### Dataset entries
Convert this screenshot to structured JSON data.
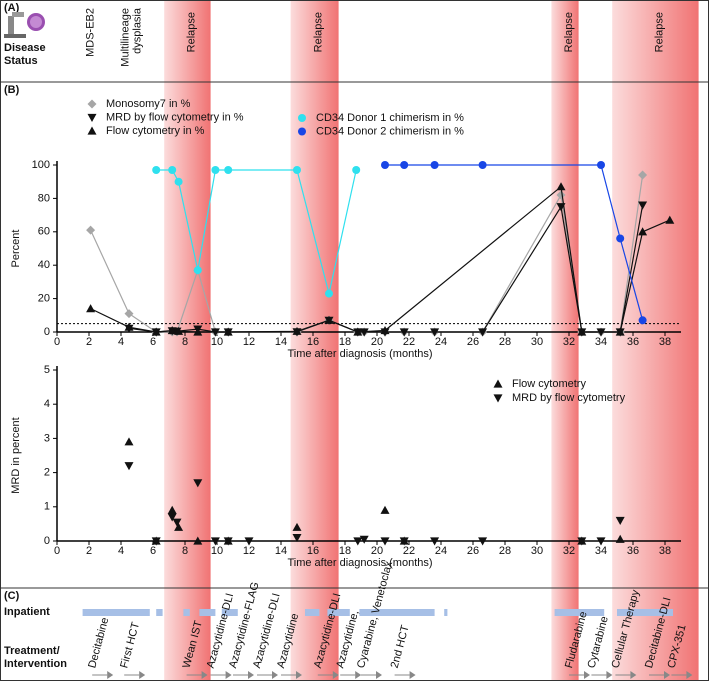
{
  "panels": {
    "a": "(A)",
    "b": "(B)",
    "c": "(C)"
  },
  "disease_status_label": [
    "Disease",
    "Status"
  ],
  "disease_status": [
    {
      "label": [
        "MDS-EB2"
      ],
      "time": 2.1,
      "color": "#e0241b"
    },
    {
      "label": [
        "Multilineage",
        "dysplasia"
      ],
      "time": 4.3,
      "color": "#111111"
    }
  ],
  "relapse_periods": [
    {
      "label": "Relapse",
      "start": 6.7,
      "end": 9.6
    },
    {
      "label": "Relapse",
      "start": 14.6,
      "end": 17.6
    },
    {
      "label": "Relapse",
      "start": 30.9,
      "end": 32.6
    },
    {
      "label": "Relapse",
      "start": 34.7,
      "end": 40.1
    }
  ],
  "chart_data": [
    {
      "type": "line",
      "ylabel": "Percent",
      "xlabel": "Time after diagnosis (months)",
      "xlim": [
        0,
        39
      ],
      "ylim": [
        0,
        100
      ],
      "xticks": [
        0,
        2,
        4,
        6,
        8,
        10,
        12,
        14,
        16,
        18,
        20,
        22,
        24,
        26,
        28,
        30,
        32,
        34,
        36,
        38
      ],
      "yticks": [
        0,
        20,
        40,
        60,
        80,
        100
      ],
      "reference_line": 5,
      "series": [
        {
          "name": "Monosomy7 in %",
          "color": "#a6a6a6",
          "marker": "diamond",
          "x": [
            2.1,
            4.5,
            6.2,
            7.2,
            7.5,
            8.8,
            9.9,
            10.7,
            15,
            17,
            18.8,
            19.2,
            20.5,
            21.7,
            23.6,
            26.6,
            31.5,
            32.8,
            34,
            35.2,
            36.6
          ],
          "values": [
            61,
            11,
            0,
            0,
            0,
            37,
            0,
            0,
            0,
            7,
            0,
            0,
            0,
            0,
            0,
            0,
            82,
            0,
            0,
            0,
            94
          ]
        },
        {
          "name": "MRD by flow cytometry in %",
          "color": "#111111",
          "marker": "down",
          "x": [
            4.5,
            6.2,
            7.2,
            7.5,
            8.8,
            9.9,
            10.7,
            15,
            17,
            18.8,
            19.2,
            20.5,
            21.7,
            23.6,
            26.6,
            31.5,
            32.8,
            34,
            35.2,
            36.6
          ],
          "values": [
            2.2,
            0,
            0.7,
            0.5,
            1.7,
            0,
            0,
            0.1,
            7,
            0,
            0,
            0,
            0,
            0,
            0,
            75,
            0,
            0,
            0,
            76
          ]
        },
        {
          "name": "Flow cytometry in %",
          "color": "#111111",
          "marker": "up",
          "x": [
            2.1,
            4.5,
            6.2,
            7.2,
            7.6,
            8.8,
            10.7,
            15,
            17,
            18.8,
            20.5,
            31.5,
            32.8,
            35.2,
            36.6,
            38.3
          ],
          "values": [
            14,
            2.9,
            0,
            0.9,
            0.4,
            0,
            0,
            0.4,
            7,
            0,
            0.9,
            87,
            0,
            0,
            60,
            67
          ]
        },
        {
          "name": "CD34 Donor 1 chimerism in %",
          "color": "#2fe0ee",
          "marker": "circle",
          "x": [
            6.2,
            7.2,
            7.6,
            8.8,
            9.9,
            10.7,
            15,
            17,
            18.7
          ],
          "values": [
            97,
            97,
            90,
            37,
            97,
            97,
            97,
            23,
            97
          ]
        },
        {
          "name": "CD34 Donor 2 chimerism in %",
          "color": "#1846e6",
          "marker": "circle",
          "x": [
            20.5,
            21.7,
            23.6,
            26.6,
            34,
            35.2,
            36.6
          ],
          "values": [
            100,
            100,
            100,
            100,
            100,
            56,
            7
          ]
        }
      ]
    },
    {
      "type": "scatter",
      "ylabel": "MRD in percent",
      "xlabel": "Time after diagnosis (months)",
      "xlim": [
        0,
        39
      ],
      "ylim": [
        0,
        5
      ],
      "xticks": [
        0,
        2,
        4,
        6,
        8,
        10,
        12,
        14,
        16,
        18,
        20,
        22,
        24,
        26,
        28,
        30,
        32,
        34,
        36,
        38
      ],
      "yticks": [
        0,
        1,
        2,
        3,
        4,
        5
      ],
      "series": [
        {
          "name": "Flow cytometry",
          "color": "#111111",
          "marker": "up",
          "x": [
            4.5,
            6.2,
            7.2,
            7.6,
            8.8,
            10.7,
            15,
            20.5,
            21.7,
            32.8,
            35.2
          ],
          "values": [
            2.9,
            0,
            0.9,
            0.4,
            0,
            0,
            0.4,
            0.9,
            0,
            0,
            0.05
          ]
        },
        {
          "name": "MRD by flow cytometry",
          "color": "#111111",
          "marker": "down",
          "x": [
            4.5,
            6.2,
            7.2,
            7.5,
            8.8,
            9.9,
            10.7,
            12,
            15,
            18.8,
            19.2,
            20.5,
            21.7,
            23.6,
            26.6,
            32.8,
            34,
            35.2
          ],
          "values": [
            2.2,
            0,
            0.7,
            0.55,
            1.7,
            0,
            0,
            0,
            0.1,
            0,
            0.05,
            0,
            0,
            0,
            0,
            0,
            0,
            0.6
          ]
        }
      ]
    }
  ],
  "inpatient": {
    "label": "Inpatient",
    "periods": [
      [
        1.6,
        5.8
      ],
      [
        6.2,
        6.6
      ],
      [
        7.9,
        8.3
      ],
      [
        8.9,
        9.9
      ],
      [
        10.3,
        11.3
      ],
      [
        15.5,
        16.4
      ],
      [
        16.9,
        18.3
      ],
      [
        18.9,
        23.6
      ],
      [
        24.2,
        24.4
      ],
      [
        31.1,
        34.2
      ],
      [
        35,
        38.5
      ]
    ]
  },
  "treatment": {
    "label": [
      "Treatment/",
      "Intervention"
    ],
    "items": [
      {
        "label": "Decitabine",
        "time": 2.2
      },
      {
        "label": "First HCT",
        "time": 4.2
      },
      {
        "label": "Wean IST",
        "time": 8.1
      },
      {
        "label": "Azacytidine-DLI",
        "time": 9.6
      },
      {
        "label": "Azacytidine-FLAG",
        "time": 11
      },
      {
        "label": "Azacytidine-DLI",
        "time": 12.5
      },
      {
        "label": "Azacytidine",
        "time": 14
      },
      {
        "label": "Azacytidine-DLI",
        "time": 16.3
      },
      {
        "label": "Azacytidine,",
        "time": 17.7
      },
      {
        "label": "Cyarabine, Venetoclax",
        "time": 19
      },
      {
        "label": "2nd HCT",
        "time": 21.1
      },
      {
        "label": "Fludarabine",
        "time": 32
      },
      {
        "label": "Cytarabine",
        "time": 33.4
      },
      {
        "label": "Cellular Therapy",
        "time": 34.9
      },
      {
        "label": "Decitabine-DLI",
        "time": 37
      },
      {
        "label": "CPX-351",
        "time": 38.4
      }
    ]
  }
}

### Task to complete
Quote all the records verbatim, dropping any pictures from your copy.

### Expected output
Convert this screenshot to structured JSON data.
{
  "panels": {
    "a": "(A)",
    "b": "(B)",
    "c": "(C)"
  },
  "disease_status_label": [
    "Disease",
    "Status"
  ],
  "disease_status": [
    {
      "label": [
        "MDS-EB2"
      ],
      "time": 2.1,
      "color": "#e0241b"
    },
    {
      "label": [
        "Multilineage",
        "dysplasia"
      ],
      "time": 4.3,
      "color": "#111111"
    }
  ],
  "relapse_periods": [
    {
      "label": "Relapse",
      "start": 6.7,
      "end": 9.6
    },
    {
      "label": "Relapse",
      "start": 14.6,
      "end": 17.6
    },
    {
      "label": "Relapse",
      "start": 30.9,
      "end": 32.6
    },
    {
      "label": "Relapse",
      "start": 34.7,
      "end": 40.1
    }
  ],
  "chart_data": [
    {
      "type": "line",
      "ylabel": "Percent",
      "xlabel": "Time after diagnosis (months)",
      "xlim": [
        0,
        39
      ],
      "ylim": [
        0,
        100
      ],
      "xticks": [
        0,
        2,
        4,
        6,
        8,
        10,
        12,
        14,
        16,
        18,
        20,
        22,
        24,
        26,
        28,
        30,
        32,
        34,
        36,
        38
      ],
      "yticks": [
        0,
        20,
        40,
        60,
        80,
        100
      ],
      "reference_line": 5,
      "series": [
        {
          "name": "Monosomy7 in %",
          "color": "#a6a6a6",
          "marker": "diamond",
          "x": [
            2.1,
            4.5,
            6.2,
            7.2,
            7.5,
            8.8,
            9.9,
            10.7,
            15,
            17,
            18.8,
            19.2,
            20.5,
            21.7,
            23.6,
            26.6,
            31.5,
            32.8,
            34,
            35.2,
            36.6
          ],
          "values": [
            61,
            11,
            0,
            0,
            0,
            37,
            0,
            0,
            0,
            7,
            0,
            0,
            0,
            0,
            0,
            0,
            82,
            0,
            0,
            0,
            94
          ]
        },
        {
          "name": "MRD by flow cytometry in %",
          "color": "#111111",
          "marker": "down",
          "x": [
            4.5,
            6.2,
            7.2,
            7.5,
            8.8,
            9.9,
            10.7,
            15,
            17,
            18.8,
            19.2,
            20.5,
            21.7,
            23.6,
            26.6,
            31.5,
            32.8,
            34,
            35.2,
            36.6
          ],
          "values": [
            2.2,
            0,
            0.7,
            0.5,
            1.7,
            0,
            0,
            0.1,
            7,
            0,
            0,
            0,
            0,
            0,
            0,
            75,
            0,
            0,
            0,
            76
          ]
        },
        {
          "name": "Flow cytometry in %",
          "color": "#111111",
          "marker": "up",
          "x": [
            2.1,
            4.5,
            6.2,
            7.2,
            7.6,
            8.8,
            10.7,
            15,
            17,
            18.8,
            20.5,
            31.5,
            32.8,
            35.2,
            36.6,
            38.3
          ],
          "values": [
            14,
            2.9,
            0,
            0.9,
            0.4,
            0,
            0,
            0.4,
            7,
            0,
            0.9,
            87,
            0,
            0,
            60,
            67
          ]
        },
        {
          "name": "CD34 Donor 1 chimerism in %",
          "color": "#2fe0ee",
          "marker": "circle",
          "x": [
            6.2,
            7.2,
            7.6,
            8.8,
            9.9,
            10.7,
            15,
            17,
            18.7
          ],
          "values": [
            97,
            97,
            90,
            37,
            97,
            97,
            97,
            23,
            97
          ]
        },
        {
          "name": "CD34 Donor 2 chimerism in %",
          "color": "#1846e6",
          "marker": "circle",
          "x": [
            20.5,
            21.7,
            23.6,
            26.6,
            34,
            35.2,
            36.6
          ],
          "values": [
            100,
            100,
            100,
            100,
            100,
            56,
            7
          ]
        }
      ]
    },
    {
      "type": "scatter",
      "ylabel": "MRD in percent",
      "xlabel": "Time after diagnosis (months)",
      "xlim": [
        0,
        39
      ],
      "ylim": [
        0,
        5
      ],
      "xticks": [
        0,
        2,
        4,
        6,
        8,
        10,
        12,
        14,
        16,
        18,
        20,
        22,
        24,
        26,
        28,
        30,
        32,
        34,
        36,
        38
      ],
      "yticks": [
        0,
        1,
        2,
        3,
        4,
        5
      ],
      "series": [
        {
          "name": "Flow cytometry",
          "color": "#111111",
          "marker": "up",
          "x": [
            4.5,
            6.2,
            7.2,
            7.6,
            8.8,
            10.7,
            15,
            20.5,
            21.7,
            32.8,
            35.2
          ],
          "values": [
            2.9,
            0,
            0.9,
            0.4,
            0,
            0,
            0.4,
            0.9,
            0,
            0,
            0.05
          ]
        },
        {
          "name": "MRD by flow cytometry",
          "color": "#111111",
          "marker": "down",
          "x": [
            4.5,
            6.2,
            7.2,
            7.5,
            8.8,
            9.9,
            10.7,
            12,
            15,
            18.8,
            19.2,
            20.5,
            21.7,
            23.6,
            26.6,
            32.8,
            34,
            35.2
          ],
          "values": [
            2.2,
            0,
            0.7,
            0.55,
            1.7,
            0,
            0,
            0,
            0.1,
            0,
            0.05,
            0,
            0,
            0,
            0,
            0,
            0,
            0.6
          ]
        }
      ]
    }
  ],
  "inpatient": {
    "label": "Inpatient",
    "periods": [
      [
        1.6,
        5.8
      ],
      [
        6.2,
        6.6
      ],
      [
        7.9,
        8.3
      ],
      [
        8.9,
        9.9
      ],
      [
        10.3,
        11.3
      ],
      [
        15.5,
        16.4
      ],
      [
        16.9,
        18.3
      ],
      [
        18.9,
        23.6
      ],
      [
        24.2,
        24.4
      ],
      [
        31.1,
        34.2
      ],
      [
        35,
        38.5
      ]
    ]
  },
  "treatment": {
    "label": [
      "Treatment/",
      "Intervention"
    ],
    "items": [
      {
        "label": "Decitabine",
        "time": 2.2
      },
      {
        "label": "First HCT",
        "time": 4.2
      },
      {
        "label": "Wean IST",
        "time": 8.1
      },
      {
        "label": "Azacytidine-DLI",
        "time": 9.6
      },
      {
        "label": "Azacytidine-FLAG",
        "time": 11
      },
      {
        "label": "Azacytidine-DLI",
        "time": 12.5
      },
      {
        "label": "Azacytidine",
        "time": 14
      },
      {
        "label": "Azacytidine-DLI",
        "time": 16.3
      },
      {
        "label": "Azacytidine,",
        "time": 17.7
      },
      {
        "label": "Cyarabine, Venetoclax",
        "time": 19
      },
      {
        "label": "2nd HCT",
        "time": 21.1
      },
      {
        "label": "Fludarabine",
        "time": 32
      },
      {
        "label": "Cytarabine",
        "time": 33.4
      },
      {
        "label": "Cellular Therapy",
        "time": 34.9
      },
      {
        "label": "Decitabine-DLI",
        "time": 37
      },
      {
        "label": "CPX-351",
        "time": 38.4
      }
    ]
  }
}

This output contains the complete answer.